Task details:
Which lines contain the string "title"? Please list every one of them.

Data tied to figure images
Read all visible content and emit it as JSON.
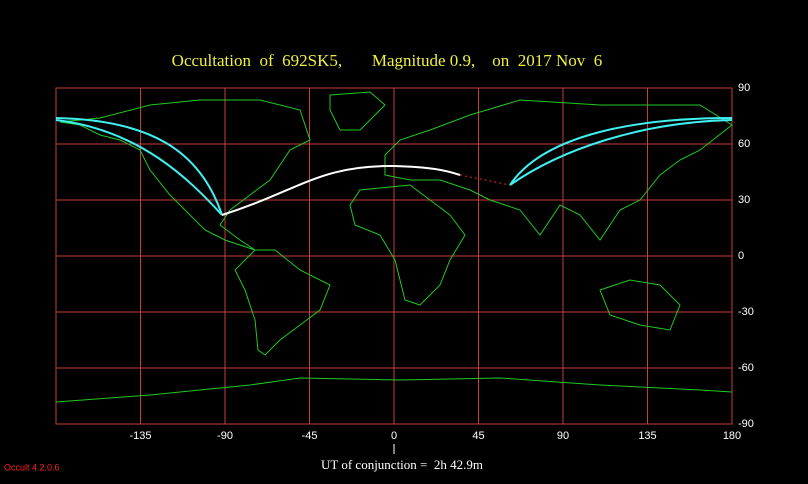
{
  "title": "Occultation  of  692SK5,       Magnitude 0.9,    on  2017 Nov  6",
  "map": {
    "xlim": [
      -180,
      180
    ],
    "ylim": [
      -90,
      90
    ],
    "xticks": [
      -135,
      -90,
      -45,
      0,
      45,
      90,
      135,
      180
    ],
    "yticks": [
      90,
      60,
      30,
      0,
      -30,
      -60,
      -90
    ]
  },
  "footer": "UT of conjunction =  2h 42.9m",
  "version": "Occult 4.2.0.6"
}
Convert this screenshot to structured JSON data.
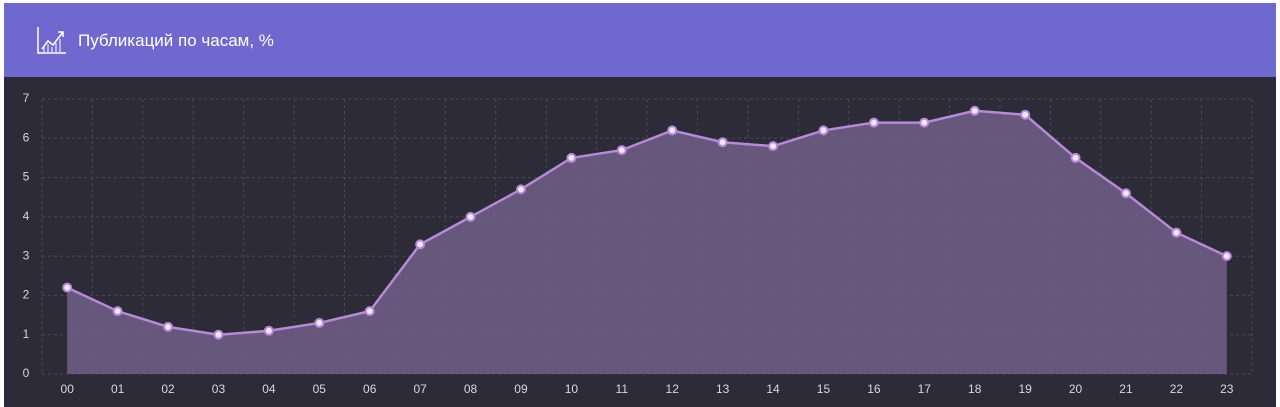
{
  "chart_data": {
    "type": "line",
    "title": "Публикаций по часам, %",
    "categories": [
      "00",
      "01",
      "02",
      "03",
      "04",
      "05",
      "06",
      "07",
      "08",
      "09",
      "10",
      "11",
      "12",
      "13",
      "14",
      "15",
      "16",
      "17",
      "18",
      "19",
      "20",
      "21",
      "22",
      "23"
    ],
    "values": [
      2.2,
      1.6,
      1.2,
      1.0,
      1.1,
      1.3,
      1.6,
      3.3,
      4.0,
      4.7,
      5.5,
      5.7,
      6.2,
      5.9,
      5.8,
      6.2,
      6.4,
      6.4,
      6.7,
      6.6,
      5.5,
      4.6,
      3.6,
      3.0
    ],
    "color": "#b58ad6",
    "area_color": "#6c5a80",
    "ylim": [
      0,
      7
    ],
    "yticks": [
      0,
      1,
      2,
      3,
      4,
      5,
      6,
      7
    ],
    "grid": true
  }
}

Correct result:
  "title": "Occultation  of  692SK5,       Magnitude 0.9,    on  2017 Nov  6",
    "title": "Публикаций по часам, %",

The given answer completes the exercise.